Using the records that follow, copy every line containing the word "экстрасистолия".
^^^^
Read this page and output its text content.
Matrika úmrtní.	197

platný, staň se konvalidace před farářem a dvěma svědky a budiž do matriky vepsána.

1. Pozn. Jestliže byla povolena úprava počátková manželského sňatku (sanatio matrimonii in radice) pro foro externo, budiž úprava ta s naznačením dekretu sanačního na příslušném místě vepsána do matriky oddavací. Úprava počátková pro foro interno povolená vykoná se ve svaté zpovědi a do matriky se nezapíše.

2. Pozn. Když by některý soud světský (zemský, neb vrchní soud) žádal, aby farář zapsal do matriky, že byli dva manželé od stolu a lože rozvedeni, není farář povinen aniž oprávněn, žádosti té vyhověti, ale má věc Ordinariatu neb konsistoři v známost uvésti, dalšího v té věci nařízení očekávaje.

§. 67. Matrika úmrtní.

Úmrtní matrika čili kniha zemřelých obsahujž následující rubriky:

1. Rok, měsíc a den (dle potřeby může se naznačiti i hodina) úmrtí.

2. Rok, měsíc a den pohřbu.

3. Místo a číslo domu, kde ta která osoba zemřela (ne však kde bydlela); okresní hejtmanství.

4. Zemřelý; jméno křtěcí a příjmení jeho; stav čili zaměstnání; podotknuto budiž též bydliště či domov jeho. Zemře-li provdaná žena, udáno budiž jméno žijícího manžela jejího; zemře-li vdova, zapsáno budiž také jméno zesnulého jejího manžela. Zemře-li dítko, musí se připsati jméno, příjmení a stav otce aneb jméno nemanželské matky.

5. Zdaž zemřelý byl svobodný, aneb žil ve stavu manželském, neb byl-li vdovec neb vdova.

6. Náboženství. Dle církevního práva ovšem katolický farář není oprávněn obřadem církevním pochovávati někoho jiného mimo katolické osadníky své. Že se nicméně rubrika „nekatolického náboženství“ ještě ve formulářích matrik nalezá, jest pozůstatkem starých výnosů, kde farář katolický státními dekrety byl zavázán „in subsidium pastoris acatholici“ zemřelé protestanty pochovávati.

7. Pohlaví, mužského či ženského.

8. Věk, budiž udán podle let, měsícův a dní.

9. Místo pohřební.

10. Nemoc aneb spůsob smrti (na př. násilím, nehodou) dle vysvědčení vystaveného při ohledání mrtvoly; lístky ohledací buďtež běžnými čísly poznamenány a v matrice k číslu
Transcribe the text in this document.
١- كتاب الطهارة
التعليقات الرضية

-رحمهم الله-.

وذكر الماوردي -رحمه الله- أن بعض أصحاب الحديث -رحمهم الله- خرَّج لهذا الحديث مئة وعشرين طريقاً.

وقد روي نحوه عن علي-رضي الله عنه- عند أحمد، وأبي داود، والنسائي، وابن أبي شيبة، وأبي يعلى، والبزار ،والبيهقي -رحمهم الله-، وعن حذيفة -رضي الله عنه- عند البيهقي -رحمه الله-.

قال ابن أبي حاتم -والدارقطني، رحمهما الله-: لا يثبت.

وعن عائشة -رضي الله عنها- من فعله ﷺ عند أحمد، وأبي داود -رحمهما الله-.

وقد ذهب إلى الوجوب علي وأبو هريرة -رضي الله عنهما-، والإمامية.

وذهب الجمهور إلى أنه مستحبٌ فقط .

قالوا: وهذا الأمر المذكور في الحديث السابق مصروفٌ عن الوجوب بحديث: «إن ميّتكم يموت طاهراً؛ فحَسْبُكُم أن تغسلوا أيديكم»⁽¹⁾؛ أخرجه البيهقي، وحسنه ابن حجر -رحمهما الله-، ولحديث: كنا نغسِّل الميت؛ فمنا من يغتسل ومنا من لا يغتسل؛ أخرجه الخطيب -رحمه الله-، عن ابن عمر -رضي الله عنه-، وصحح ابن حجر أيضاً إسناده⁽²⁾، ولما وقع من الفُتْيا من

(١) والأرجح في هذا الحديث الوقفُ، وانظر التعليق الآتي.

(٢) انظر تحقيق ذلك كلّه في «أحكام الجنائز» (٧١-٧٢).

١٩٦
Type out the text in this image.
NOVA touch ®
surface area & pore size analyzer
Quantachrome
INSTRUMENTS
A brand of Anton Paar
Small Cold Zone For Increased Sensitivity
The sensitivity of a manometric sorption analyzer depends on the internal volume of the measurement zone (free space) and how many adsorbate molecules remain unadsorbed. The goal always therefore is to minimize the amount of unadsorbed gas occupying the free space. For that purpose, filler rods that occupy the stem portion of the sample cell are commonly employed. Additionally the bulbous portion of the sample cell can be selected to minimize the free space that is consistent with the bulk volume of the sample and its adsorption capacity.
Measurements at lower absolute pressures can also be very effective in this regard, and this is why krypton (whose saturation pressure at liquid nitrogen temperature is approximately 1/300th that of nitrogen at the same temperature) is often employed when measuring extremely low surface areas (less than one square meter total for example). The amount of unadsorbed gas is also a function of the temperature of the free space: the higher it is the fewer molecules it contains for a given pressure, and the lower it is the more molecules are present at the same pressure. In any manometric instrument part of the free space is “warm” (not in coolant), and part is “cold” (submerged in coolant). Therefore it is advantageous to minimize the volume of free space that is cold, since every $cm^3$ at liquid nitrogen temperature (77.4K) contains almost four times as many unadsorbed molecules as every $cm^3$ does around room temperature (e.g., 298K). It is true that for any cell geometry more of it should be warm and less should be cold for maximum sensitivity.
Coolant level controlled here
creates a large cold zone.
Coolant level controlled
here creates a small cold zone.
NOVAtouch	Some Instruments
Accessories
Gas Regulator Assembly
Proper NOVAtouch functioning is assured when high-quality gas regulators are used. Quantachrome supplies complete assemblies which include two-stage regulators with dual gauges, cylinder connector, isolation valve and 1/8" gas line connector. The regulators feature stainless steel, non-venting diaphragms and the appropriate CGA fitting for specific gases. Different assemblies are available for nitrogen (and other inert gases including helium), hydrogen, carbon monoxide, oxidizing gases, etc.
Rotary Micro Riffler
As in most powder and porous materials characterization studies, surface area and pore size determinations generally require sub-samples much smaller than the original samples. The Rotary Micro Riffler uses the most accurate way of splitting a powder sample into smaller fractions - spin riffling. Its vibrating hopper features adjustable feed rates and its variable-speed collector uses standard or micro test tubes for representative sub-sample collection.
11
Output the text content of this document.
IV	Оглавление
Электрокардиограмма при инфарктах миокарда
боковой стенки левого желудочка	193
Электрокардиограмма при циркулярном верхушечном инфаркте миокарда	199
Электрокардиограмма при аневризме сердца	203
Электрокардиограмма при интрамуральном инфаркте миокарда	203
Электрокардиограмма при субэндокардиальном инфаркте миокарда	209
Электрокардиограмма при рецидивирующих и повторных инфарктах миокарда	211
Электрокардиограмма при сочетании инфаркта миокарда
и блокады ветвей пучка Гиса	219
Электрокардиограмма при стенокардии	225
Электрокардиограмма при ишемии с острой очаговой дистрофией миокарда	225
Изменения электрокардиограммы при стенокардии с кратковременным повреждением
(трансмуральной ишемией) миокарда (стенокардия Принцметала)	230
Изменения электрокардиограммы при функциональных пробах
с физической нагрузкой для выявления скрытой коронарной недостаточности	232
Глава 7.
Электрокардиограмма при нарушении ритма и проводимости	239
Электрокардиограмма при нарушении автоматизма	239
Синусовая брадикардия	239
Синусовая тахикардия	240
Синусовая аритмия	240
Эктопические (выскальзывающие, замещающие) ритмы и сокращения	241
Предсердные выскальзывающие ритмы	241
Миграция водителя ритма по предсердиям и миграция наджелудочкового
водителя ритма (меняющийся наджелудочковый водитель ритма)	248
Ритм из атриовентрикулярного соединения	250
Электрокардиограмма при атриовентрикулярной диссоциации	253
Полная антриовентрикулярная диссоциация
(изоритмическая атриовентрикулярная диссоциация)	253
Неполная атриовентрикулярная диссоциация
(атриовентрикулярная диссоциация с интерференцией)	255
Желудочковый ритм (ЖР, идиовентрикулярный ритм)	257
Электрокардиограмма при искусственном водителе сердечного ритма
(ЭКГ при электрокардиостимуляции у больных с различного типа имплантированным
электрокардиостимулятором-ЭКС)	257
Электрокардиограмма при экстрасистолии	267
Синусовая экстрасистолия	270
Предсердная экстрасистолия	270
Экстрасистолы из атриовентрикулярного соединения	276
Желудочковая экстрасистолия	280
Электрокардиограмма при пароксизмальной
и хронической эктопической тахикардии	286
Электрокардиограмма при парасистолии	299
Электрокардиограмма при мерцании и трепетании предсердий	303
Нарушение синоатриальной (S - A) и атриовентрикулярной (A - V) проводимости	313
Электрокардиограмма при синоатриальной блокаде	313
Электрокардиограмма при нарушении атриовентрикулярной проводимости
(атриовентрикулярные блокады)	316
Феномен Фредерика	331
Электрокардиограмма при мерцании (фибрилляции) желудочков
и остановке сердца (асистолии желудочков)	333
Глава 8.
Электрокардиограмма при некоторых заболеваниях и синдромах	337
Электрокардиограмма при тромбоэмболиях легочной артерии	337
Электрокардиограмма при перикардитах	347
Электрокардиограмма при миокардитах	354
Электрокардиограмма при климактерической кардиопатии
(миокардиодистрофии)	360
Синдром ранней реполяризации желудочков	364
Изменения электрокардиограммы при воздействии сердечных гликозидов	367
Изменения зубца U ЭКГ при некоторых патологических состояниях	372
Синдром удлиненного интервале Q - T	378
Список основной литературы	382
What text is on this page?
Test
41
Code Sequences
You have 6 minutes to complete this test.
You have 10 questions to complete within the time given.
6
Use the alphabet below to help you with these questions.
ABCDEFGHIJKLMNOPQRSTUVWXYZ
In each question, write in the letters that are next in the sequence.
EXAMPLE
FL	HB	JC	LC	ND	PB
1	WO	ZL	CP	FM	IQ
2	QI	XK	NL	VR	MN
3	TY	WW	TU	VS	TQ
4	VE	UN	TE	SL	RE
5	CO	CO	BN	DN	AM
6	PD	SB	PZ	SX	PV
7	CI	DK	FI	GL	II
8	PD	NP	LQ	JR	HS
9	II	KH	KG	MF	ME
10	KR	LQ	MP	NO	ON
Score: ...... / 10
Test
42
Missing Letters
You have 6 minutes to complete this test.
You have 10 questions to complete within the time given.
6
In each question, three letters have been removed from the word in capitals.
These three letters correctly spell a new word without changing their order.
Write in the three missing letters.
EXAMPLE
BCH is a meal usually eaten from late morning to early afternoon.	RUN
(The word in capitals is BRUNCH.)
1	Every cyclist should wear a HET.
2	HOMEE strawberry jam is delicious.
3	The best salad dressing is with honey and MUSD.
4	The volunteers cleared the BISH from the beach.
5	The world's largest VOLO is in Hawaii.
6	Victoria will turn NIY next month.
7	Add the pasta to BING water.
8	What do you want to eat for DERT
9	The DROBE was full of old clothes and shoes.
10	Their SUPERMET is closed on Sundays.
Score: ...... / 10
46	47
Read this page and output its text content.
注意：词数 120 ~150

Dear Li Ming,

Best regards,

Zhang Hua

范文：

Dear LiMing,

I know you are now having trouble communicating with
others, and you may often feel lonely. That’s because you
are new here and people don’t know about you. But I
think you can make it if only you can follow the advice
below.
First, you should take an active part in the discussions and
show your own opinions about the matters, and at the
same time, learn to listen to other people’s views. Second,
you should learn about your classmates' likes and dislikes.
^^^^
Expected answer =
Синусовая экстрасистолия	270
Предсердная экстрасистолия	270
Желудочковая экстрасистолия	280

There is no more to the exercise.